§ **Written task**
Reproduce, character for character, the lines of the data from the line that contains "- svg-text:①: ①: [89, 341, 95, 349]" through the line that contains "- q1-option-d: D．细胞分化程度", including both of those lines.
Start of Data provided
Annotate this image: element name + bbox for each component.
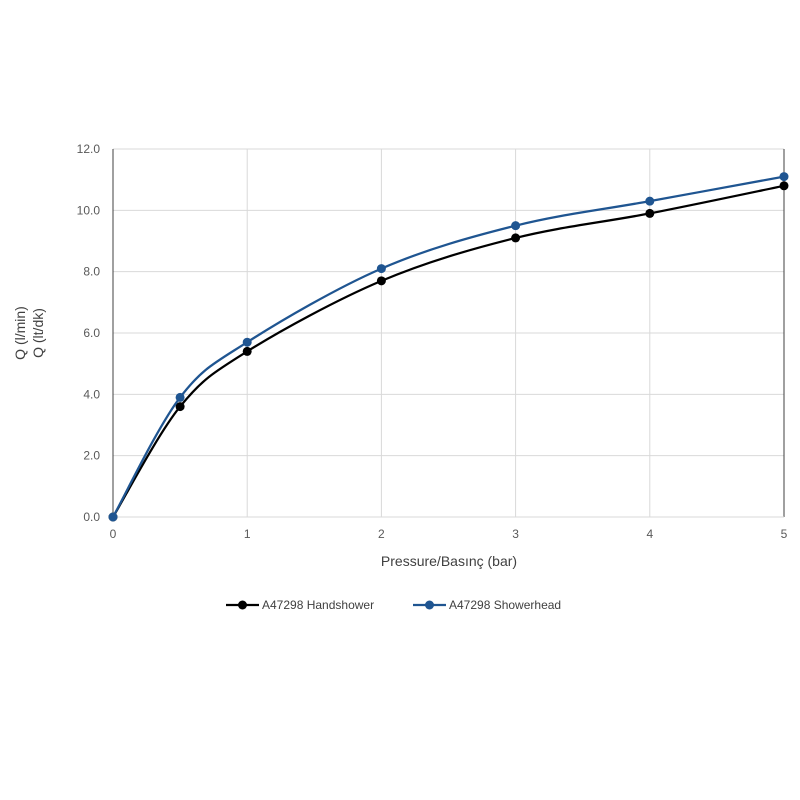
x-tick-label: 1: [244, 527, 251, 541]
x-tick-label: 3: [512, 527, 519, 541]
legend-item-2: A47298 Showerhead: [413, 598, 561, 612]
series-line: [112, 175, 785, 518]
y-tick-label: 8.0: [83, 265, 100, 279]
legend-label: A47298 Showerhead: [449, 598, 561, 612]
data-point: [779, 172, 789, 182]
data-point: [242, 337, 252, 347]
legend-point-marker: [238, 600, 247, 610]
y-axis-label-line2: Q (lt/dk): [30, 308, 46, 358]
grid: [113, 148, 784, 517]
data-point: [376, 264, 386, 274]
data-point: [376, 276, 386, 286]
data-point: [242, 346, 252, 356]
x-tick-label: 0: [110, 527, 117, 541]
y-tick-label: 2.0: [83, 449, 100, 463]
x-axis-label: Pressure/Basınç (bar): [381, 553, 517, 569]
series-line: [112, 184, 785, 518]
data-point: [779, 181, 789, 191]
legend: A47298 Handshower A47298 Showerhead: [226, 598, 561, 612]
y-tick-label: 4.0: [83, 387, 100, 401]
y-tick-label: 6.0: [83, 326, 100, 340]
y-axis-label-line1: Q (l/min): [12, 306, 28, 360]
x-tick-label: 5: [781, 527, 788, 541]
data-point: [511, 233, 521, 243]
data-point: [645, 196, 655, 206]
x-tick-label: 4: [646, 527, 653, 541]
x-tick-label: 2: [378, 527, 385, 541]
axes: 0.0 2.0 4.0 6.0 8.0 10.0 12.0 0 1 2 3 4 5: [77, 142, 788, 541]
y-tick-label: 10.0: [77, 203, 101, 217]
y-tick-label: 12.0: [77, 142, 101, 156]
legend-label: A47298 Handshower: [262, 598, 374, 612]
data-point: [175, 402, 185, 412]
legend-item-1: A47298 Handshower: [226, 598, 374, 612]
legend-point-marker: [425, 600, 434, 610]
data-point: [645, 208, 655, 218]
series-2: [108, 172, 789, 522]
series-1: [108, 181, 789, 522]
data-point: [511, 221, 521, 231]
y-tick-label: 0.0: [83, 510, 100, 524]
data-point: [175, 392, 185, 402]
series-group: [108, 172, 789, 522]
data-point: [108, 512, 118, 522]
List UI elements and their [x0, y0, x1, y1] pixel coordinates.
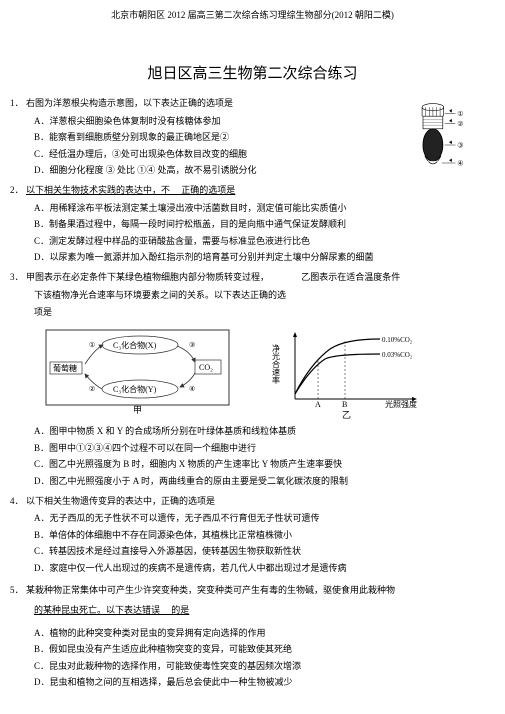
- svg-text:①: ①: [89, 341, 95, 349]
- svg-text:②: ②: [89, 385, 95, 393]
- page-header: 北京市朝阳区 2012 届高三第二次综合练习理综生物部分(2012 朝阳二模): [20, 8, 485, 22]
- q2-option-b: B．制备果酒过程中，每隔一段时间拧松瓶盖，目的是向瓶中通气保证发酵顺利: [34, 217, 485, 231]
- q3-stem: 甲图表示在必定条件下某绿色植物细胞内部分物质转变过程， 乙图表示在适合温度条件: [26, 270, 485, 284]
- q4-option-c: C．转基因技术是经过直接导入外源基因，使转基因生物获取新性状: [34, 544, 485, 558]
- question-1: 1． 右图为洋葱根尖构造示意图，以下表达正确的选项是 A．洋葱根尖细胞染色体复制…: [20, 96, 485, 177]
- q1-option-d: D．细胞分化程度 ③ 处比 ①④ 处高，故不易引诱脱分化: [34, 163, 485, 177]
- svg-text:净光合速率: 净光合速率: [272, 344, 281, 386]
- q4-option-a: A．无子西瓜的无子性状不可以遗传，无子西瓜不行育但无子性状可遗传: [34, 511, 485, 525]
- q2-option-c: C．测定发酵过程中样品的亚硝酸盐含量，需要与标准显色液进行比色: [34, 234, 485, 248]
- chart-jia: 葡萄糖 C₃化合物(X) CO₂ C₃化合物(Y) ① ② ③ ④ 甲: [45, 329, 230, 414]
- q1-option-a: A．洋葱根尖细胞染色体复制时没有核糖体参加: [34, 114, 485, 128]
- q1-option-b: B．能察看到细胞质壁分别现象的最正确地区是②: [34, 130, 485, 144]
- q5-number: 5．: [10, 583, 24, 597]
- question-2: 2． 以下相关生物技术实践的表达中，不 正确的选项是 A．用稀释涂布平板法测定某…: [20, 183, 485, 264]
- svg-text:葡萄糖: 葡萄糖: [53, 363, 77, 373]
- q5-option-a: A．植物的此种突变种类对昆虫的变异拥有定向选择的作用: [34, 626, 485, 640]
- question-5: 5． 某栽种物正常集体中可产生少许突变种类，突变种类可产生有毒的生物碱，驱使食用…: [20, 583, 485, 689]
- question-4: 4． 以下相关生物遗传变异的表达中，正确的选项是 A．无子西瓜的无子性状不可以遗…: [20, 494, 485, 575]
- q2-option-d: D．以尿素为唯一氮源并加入酚红指示剂的培育基可分别并判定土壤中分解尿素的细菌: [34, 250, 485, 264]
- q3-number: 3．: [10, 270, 24, 284]
- svg-text:乙: 乙: [342, 410, 351, 419]
- q3-stem2: 下该植物净光合速率与环境要素之间的关系。以下表达正确的选: [34, 288, 485, 302]
- svg-text:光照强度: 光照强度: [385, 399, 417, 409]
- q5-option-d: D．昆虫和植物之间的互相选择，最后总会使此中一种生物被减少: [34, 675, 485, 689]
- q2-number: 2．: [10, 183, 24, 197]
- q1-option-c: C．经低温办理后，③处可出现染色体数目改变的细胞: [34, 147, 485, 161]
- svg-text:0.03%CO₂: 0.03%CO₂: [382, 351, 413, 359]
- q3-option-b: B．图甲中①②③④四个过程不可以在同一个细胞中进行: [34, 441, 485, 455]
- q3-option-a: A．图甲中物质 X 和 Y 的合成场所分别在叶绿体基质和线粒体基质: [34, 424, 485, 438]
- svg-text:C₃化合物(Y): C₃化合物(Y): [113, 384, 157, 394]
- chart-yi: 净光合速率 0.10%CO₂ 0.03%CO₂ A B 光照强度 乙: [270, 324, 425, 419]
- q2-stem: 以下相关生物技术实践的表达中，不 正确的选项是: [26, 183, 485, 197]
- q5-option-b: B．假如昆虫没有产生适应此种植物突变的变异，可能致使其死绝: [34, 642, 485, 656]
- q3-option-d: D．图乙中光照强度小于 A 时，两曲线重合的原由主要是受二氧化碳浓度的限制: [34, 474, 485, 488]
- svg-text:③: ③: [189, 341, 195, 349]
- svg-text:C₃化合物(X): C₃化合物(X): [113, 340, 157, 350]
- q5-stem1: 某栽种物正常集体中可产生少许突变种类，突变种类可产生有毒的生物碱，驱使食用此栽种…: [26, 583, 485, 597]
- svg-text:0.10%CO₂: 0.10%CO₂: [382, 336, 413, 344]
- q3-option-c: C．图乙中光照强度为 B 时，细胞内 X 物质的产生速率比 Y 物质产生速率要快: [34, 457, 485, 471]
- svg-text:CO₂: CO₂: [199, 363, 213, 372]
- q4-number: 4．: [10, 494, 24, 508]
- q5-option-c: C．昆虫对此栽种物的选择作用，可能致使毒性突变的基因频次增添: [34, 659, 485, 673]
- q2-option-a: A．用稀释涂布平板法测定某土壤浸出液中活菌数目时，测定值可能比实质值小: [34, 201, 485, 215]
- q4-option-d: D．家庭中仅一代人出现过的疾病不是遗传病，若几代人中都出现过才是遗传病: [34, 561, 485, 575]
- svg-text:④: ④: [189, 385, 195, 393]
- svg-text:甲: 甲: [133, 405, 142, 414]
- q3-stem3: 项是: [34, 305, 485, 319]
- question-3: 3． 甲图表示在必定条件下某绿色植物细胞内部分物质转变过程， 乙图表示在适合温度…: [20, 270, 485, 488]
- exam-title: 旭日区高三生物第二次综合练习: [20, 62, 485, 86]
- q4-stem: 以下相关生物遗传变异的表达中，正确的选项是: [26, 494, 485, 508]
- svg-text:B: B: [342, 400, 347, 409]
- q1-stem: 右图为洋葱根尖构造示意图，以下表达正确的选项是: [26, 96, 485, 110]
- q5-stem2: 的某种昆虫死亡。以下表达错误 的是: [34, 603, 485, 617]
- q4-option-b: B．单倍体的体细胞中不存在同源染色体，其植株比正常植株微小: [34, 528, 485, 542]
- svg-text:A: A: [315, 400, 321, 409]
- q1-number: 1．: [10, 96, 24, 110]
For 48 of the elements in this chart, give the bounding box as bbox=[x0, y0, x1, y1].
End of Data provided
§ **Final answer**
- svg-text:①: ①: [89, 341, 95, 349]
- svg-text:②: ②: [89, 385, 95, 393]
- page-header: 北京市朝阳区 2012 届高三第二次综合练习理综生物部分(2012 朝阳二模): [20, 8, 485, 22]
- q2-option-b: B．制备果酒过程中，每隔一段时间拧松瓶盖，目的是向瓶中通气保证发酵顺利: [34, 217, 485, 231]
- q3-stem: 甲图表示在必定条件下某绿色植物细胞内部分物质转变过程， 乙图表示在适合温度条件: [26, 270, 485, 284]
- q4-option-c: C．转基因技术是经过直接导入外源基因，使转基因生物获取新性状: [34, 544, 485, 558]
- question-1: 1． 右图为洋葱根尖构造示意图，以下表达正确的选项是 A．洋葱根尖细胞染色体复制…: [20, 96, 485, 177]
- q1-option-d: D．细胞分化程度 ③ 处比 ①④ 处高，故不易引诱脱分化: [34, 163, 485, 177]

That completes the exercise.